== Material for this exercise

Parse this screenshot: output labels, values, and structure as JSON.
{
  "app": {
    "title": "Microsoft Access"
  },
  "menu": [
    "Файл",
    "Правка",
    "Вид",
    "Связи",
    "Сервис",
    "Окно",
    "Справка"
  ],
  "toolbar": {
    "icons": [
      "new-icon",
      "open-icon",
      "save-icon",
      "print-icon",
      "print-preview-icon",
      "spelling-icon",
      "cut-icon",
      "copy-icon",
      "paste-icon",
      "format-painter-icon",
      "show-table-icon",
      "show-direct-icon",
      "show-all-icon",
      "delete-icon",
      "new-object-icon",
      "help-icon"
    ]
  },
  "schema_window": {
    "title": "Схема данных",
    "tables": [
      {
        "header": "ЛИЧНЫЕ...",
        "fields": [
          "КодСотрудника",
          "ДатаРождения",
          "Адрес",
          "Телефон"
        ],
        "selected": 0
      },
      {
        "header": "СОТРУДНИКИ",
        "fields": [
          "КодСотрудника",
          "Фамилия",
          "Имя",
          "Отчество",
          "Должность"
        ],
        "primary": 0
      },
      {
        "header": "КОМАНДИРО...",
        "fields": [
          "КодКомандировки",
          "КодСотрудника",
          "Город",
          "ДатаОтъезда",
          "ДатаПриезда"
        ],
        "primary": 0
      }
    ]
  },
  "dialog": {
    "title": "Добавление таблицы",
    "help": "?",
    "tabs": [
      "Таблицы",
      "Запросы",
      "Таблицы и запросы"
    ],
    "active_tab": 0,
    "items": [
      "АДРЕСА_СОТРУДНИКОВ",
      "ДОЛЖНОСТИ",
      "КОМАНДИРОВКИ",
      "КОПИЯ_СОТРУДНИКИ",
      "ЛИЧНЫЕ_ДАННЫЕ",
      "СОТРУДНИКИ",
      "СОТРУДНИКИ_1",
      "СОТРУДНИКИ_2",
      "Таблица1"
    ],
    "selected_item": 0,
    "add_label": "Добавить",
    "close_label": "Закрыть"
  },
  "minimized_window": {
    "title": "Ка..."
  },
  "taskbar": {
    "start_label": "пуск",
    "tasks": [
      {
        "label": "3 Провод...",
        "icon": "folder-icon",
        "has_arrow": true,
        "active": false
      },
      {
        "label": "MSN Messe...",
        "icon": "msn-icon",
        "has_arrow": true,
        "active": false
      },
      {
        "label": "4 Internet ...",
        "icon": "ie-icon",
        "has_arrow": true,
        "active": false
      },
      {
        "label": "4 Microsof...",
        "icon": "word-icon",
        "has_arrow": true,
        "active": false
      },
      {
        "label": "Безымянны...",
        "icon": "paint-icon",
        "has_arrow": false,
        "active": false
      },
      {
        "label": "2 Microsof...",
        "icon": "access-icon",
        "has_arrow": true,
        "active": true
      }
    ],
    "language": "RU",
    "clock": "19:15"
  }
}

====

§ Goal of the exercise
Collect each line holding the string "header".

§ Exercise solution
        "header": "ЛИЧНЫЕ...",
        "header": "СОТРУДНИКИ",
        "header": "КОМАНДИРО...",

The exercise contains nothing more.